## DATA
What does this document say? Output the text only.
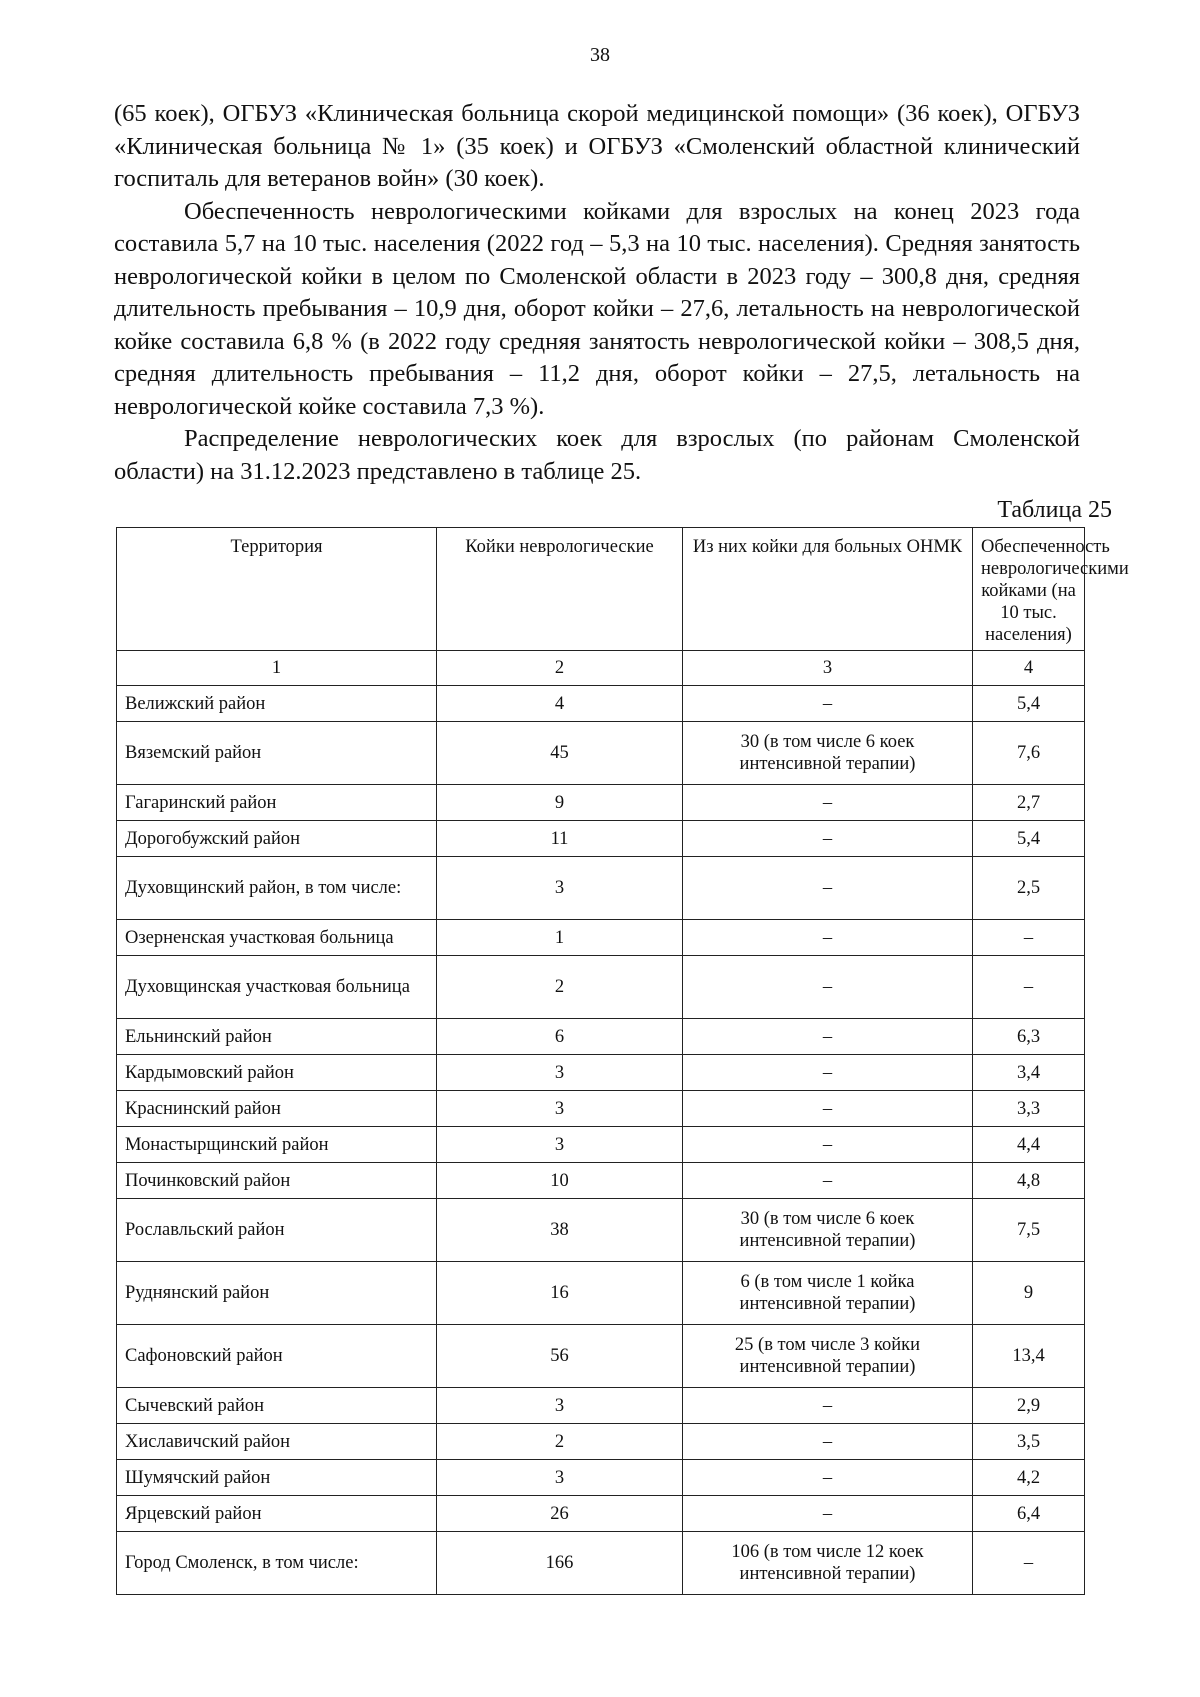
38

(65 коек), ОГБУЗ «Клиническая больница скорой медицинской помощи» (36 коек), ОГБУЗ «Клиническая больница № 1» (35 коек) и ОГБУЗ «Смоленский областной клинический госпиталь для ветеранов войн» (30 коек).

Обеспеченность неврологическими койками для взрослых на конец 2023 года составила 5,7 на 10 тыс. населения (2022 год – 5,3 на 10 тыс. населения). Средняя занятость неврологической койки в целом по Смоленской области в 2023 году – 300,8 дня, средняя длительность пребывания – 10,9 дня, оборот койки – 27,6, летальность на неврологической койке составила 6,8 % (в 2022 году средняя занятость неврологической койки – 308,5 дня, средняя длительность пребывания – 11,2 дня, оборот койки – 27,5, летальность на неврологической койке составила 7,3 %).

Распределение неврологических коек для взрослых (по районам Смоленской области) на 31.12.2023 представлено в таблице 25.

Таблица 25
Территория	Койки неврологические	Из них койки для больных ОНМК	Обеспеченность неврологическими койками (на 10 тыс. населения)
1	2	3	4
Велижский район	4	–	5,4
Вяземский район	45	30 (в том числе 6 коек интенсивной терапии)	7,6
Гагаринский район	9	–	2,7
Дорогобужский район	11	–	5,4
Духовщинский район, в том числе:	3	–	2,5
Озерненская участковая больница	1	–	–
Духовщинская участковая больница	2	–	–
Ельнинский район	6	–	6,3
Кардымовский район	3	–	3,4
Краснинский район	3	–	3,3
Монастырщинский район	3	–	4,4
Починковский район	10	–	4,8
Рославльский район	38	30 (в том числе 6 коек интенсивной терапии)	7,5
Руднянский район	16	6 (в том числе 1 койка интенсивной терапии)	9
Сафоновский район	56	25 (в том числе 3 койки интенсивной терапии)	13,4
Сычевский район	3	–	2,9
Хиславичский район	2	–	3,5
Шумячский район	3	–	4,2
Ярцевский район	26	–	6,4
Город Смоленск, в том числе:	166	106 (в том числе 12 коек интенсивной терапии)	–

## WHAT TO WORK ON
Search the entries for the word "больница" and copy every line that has it.

## RESPONSE TO THE TASK
(65 коек), ОГБУЗ «Клиническая больница скорой медицинской помощи» (36 коек), ОГБУЗ «Клиническая больница № 1» (35 коек) и ОГБУЗ «Смоленский областной клинический госпиталь для ветеранов войн» (30 коек).
Озерненская участковая больница	1	–	–
Духовщинская участковая больница	2	–	–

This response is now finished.